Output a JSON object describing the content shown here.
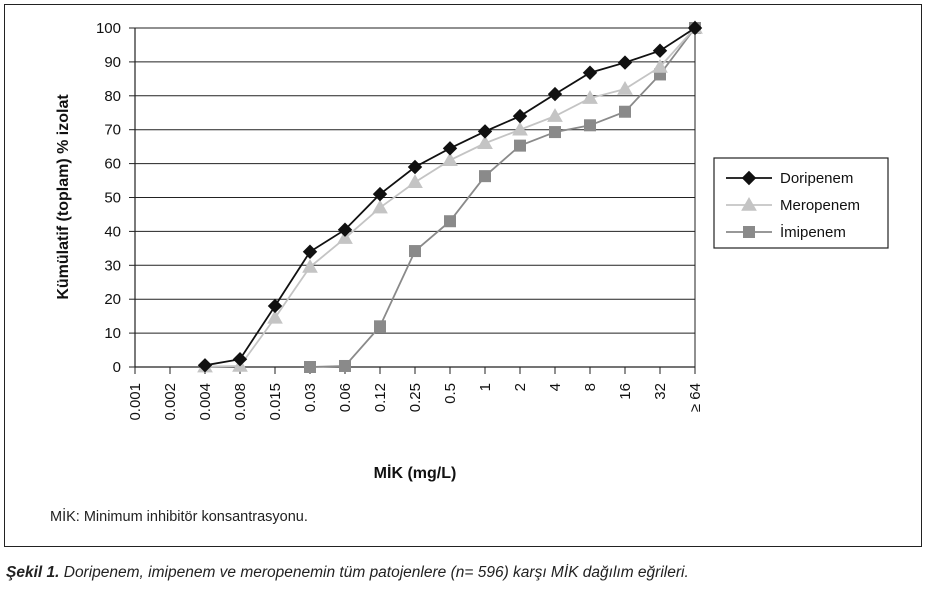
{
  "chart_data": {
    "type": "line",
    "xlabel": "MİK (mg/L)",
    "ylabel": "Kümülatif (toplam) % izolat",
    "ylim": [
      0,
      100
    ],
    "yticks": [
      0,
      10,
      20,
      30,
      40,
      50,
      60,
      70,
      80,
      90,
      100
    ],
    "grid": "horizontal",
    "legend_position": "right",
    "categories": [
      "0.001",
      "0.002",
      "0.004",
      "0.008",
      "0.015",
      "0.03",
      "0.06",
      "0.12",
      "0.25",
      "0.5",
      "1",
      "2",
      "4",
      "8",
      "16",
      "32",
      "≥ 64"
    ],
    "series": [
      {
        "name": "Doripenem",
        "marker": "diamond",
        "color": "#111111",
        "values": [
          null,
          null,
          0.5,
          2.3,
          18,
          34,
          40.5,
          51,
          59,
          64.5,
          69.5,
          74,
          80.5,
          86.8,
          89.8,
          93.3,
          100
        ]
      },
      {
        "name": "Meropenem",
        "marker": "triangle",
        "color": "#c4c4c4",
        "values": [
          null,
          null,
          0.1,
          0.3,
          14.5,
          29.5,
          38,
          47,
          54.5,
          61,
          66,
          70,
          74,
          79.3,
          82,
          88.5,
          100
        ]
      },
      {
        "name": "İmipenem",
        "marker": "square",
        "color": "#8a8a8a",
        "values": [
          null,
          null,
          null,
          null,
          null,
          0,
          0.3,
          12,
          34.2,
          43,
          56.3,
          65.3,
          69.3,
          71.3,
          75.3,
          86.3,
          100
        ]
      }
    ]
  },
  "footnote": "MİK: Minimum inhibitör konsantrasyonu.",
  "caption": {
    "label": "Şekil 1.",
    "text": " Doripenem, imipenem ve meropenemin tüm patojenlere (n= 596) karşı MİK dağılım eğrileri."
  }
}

• • • • •

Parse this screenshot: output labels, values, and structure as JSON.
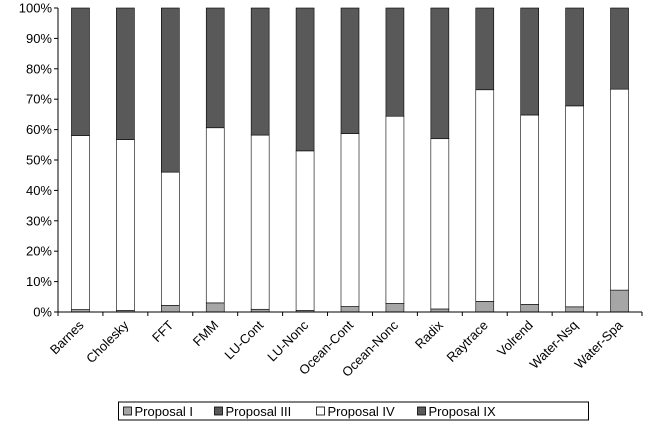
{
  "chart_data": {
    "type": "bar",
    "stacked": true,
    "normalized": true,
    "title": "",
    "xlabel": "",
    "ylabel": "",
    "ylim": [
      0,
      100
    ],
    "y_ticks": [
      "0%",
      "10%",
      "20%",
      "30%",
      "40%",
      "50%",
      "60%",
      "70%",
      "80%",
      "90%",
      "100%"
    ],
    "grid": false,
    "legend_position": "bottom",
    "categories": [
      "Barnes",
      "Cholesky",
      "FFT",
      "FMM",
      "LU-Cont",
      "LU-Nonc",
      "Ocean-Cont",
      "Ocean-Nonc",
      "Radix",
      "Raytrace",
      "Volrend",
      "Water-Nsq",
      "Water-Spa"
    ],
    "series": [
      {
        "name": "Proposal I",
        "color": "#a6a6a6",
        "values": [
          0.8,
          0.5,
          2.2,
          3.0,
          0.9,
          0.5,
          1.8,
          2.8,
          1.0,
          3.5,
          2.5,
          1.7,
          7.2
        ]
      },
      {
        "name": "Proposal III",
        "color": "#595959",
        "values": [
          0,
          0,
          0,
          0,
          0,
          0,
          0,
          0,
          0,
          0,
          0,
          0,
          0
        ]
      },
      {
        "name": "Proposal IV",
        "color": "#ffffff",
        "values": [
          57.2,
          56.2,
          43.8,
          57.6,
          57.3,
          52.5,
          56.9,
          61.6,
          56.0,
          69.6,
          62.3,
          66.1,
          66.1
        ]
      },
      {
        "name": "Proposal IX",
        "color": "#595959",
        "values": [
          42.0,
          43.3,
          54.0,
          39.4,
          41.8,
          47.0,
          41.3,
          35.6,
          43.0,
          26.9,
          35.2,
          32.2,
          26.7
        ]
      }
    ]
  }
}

• • • • •

**The problem:** Extract every line of the records above that contains the word "color".

**Answer to this problem:**
        "color": "#111111",
        "color": "#c4c4c4",
        "color": "#8a8a8a",
        "color": "#a6a6a6",
        "color": "#595959",
        "color": "#ffffff",
        "color": "#595959",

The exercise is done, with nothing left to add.